[Available data Boundary: Start]
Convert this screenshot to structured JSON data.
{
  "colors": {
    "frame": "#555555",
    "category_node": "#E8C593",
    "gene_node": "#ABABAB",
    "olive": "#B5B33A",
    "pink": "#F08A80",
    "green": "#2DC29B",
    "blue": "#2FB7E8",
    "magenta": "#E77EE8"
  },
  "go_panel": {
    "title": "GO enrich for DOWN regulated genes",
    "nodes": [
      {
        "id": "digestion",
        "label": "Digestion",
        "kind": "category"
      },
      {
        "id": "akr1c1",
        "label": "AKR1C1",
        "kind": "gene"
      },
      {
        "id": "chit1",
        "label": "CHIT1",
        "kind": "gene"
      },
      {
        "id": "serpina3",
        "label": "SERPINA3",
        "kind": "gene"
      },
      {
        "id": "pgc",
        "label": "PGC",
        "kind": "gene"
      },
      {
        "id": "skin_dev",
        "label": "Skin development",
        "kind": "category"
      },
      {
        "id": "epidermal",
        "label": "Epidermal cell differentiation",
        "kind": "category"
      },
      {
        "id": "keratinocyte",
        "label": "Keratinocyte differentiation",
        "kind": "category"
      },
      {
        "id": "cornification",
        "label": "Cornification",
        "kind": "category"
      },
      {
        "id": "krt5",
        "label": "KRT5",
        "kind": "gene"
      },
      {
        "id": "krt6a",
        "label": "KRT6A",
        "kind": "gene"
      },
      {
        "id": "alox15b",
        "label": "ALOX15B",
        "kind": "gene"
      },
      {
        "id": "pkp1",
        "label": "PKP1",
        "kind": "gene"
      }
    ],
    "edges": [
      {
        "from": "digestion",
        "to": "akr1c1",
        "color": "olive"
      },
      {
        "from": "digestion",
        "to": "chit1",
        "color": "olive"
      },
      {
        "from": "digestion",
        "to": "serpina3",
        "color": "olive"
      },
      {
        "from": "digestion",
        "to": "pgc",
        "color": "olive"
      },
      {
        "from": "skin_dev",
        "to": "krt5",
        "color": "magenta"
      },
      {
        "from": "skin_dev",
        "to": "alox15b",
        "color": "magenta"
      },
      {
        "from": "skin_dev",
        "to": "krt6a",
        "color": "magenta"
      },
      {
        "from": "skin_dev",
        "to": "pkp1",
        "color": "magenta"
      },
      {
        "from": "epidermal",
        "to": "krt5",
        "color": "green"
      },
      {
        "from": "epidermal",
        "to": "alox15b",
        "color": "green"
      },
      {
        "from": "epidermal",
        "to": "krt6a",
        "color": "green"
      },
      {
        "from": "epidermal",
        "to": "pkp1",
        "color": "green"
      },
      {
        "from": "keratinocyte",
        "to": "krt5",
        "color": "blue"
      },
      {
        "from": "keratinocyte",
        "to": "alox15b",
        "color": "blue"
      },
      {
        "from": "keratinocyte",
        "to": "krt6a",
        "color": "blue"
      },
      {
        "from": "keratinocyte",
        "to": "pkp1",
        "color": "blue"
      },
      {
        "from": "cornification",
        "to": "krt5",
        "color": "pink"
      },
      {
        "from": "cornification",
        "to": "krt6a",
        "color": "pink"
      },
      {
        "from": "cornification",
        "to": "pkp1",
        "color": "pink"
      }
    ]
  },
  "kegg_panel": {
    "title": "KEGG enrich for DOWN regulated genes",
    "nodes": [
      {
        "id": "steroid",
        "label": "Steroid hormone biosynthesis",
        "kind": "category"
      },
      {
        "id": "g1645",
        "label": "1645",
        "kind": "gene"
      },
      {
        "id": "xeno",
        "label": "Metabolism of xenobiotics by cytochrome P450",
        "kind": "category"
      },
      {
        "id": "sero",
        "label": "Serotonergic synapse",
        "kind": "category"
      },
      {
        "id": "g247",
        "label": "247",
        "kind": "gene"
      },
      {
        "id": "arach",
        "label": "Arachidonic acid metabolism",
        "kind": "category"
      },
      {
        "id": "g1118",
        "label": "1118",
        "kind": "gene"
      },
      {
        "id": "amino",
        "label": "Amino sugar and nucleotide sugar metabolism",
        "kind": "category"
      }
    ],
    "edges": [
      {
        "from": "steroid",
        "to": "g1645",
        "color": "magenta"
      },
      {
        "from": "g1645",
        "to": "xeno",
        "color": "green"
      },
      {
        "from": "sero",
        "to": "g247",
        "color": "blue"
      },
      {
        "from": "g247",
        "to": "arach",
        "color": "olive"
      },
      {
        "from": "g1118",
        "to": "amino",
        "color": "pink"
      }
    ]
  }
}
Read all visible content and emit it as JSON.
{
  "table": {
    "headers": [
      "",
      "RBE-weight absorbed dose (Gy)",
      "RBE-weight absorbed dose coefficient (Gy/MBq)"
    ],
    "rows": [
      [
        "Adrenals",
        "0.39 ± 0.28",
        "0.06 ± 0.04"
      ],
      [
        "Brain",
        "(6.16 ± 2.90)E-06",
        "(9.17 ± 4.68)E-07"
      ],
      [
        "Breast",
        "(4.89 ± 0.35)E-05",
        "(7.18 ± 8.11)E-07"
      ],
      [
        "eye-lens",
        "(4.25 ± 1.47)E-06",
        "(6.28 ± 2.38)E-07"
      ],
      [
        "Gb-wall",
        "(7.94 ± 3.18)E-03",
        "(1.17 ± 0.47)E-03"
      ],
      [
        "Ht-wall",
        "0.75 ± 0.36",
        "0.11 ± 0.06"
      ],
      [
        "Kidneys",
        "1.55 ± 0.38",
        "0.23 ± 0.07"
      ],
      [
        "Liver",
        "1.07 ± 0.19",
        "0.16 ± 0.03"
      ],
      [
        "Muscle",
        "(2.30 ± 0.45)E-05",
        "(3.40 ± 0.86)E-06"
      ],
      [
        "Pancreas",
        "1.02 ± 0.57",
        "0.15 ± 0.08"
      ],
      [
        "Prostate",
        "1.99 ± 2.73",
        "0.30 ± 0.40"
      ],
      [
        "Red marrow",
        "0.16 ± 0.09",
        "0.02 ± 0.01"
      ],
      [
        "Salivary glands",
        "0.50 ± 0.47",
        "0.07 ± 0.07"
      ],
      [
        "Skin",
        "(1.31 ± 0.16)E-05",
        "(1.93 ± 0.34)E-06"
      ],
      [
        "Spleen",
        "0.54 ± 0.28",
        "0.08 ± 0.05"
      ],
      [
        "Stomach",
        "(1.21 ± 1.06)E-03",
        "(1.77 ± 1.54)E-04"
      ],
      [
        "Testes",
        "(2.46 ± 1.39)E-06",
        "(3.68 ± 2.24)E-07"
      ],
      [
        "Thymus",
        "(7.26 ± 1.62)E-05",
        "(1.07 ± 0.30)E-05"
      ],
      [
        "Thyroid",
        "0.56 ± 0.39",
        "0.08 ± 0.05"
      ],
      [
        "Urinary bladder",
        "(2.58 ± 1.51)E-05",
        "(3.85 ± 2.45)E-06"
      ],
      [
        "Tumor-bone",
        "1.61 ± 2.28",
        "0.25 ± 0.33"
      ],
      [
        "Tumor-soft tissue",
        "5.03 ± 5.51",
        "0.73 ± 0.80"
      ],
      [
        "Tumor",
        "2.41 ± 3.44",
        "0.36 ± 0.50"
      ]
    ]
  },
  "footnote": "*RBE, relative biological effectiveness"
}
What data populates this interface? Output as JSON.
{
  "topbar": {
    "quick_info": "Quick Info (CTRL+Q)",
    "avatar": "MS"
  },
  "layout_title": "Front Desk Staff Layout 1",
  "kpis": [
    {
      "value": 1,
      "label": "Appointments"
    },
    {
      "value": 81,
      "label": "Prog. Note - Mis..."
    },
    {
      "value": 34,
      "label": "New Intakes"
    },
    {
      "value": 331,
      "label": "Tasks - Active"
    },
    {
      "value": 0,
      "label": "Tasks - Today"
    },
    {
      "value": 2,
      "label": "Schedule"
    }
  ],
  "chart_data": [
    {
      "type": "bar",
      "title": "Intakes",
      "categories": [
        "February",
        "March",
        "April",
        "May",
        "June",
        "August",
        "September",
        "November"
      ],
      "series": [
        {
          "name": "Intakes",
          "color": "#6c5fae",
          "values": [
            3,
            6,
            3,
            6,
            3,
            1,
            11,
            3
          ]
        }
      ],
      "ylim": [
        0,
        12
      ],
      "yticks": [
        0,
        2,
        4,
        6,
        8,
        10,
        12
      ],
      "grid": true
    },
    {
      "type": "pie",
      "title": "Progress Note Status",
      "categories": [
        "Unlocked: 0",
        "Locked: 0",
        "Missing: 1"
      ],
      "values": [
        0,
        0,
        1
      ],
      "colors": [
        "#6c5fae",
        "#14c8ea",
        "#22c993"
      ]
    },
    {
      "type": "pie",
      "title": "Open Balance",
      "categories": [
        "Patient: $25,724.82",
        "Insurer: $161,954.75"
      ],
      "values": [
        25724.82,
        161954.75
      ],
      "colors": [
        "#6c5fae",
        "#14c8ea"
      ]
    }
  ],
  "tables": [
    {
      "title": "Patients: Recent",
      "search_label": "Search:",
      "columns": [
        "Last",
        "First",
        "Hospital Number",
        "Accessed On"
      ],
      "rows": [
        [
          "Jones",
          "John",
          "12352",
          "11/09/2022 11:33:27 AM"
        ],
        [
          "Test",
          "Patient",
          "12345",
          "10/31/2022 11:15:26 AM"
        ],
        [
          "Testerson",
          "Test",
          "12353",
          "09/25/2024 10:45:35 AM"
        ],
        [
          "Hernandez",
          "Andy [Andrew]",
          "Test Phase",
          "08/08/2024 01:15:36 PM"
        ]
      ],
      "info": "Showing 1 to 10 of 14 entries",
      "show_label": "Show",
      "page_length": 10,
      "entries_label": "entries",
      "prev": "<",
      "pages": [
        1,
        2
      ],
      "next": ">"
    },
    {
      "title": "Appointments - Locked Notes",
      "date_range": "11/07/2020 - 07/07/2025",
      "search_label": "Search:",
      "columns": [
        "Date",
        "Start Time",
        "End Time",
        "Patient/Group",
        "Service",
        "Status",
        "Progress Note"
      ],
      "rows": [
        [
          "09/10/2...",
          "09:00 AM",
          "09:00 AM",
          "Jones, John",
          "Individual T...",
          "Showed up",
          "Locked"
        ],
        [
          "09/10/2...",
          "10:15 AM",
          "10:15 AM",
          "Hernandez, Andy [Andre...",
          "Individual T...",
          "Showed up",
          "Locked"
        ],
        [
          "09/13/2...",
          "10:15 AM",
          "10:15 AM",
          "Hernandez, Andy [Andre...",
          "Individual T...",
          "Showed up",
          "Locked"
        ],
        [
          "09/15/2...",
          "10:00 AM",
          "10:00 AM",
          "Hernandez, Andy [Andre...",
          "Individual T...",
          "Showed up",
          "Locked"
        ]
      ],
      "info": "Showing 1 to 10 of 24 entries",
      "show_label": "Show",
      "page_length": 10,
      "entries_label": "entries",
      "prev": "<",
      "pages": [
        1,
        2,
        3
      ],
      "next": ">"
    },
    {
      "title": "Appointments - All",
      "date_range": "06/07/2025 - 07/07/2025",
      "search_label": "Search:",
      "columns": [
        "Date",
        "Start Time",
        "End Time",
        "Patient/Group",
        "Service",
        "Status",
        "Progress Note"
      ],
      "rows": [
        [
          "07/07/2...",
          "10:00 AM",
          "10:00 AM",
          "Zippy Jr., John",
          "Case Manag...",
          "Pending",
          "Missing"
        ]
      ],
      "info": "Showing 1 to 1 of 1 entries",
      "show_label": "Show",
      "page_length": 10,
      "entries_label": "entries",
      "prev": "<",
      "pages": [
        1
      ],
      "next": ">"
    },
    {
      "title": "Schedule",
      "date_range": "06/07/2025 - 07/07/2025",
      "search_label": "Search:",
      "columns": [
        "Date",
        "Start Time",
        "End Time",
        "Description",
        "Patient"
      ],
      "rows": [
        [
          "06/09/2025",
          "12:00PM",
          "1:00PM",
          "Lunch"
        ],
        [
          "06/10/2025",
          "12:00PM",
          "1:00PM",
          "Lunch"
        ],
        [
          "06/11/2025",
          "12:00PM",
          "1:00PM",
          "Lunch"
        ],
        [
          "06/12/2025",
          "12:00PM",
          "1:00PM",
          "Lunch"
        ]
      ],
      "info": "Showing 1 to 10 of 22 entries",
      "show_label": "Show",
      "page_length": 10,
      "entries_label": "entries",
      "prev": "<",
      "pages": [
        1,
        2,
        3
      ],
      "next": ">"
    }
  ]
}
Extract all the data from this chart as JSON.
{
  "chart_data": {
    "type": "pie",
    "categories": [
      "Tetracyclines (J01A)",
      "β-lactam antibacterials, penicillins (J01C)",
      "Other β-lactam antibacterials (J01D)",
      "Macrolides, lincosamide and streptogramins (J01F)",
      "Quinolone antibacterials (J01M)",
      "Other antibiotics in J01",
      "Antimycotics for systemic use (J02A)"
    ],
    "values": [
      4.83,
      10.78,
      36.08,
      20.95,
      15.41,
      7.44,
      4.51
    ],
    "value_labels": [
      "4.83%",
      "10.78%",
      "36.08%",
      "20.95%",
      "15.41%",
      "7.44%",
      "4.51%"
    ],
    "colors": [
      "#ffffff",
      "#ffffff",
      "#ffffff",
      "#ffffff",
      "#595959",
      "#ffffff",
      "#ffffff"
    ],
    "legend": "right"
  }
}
[Available data Boundary: End]
#### Activity
How many of the lines above include the word "Showing"? Respond with the number alone.

#### Result below
4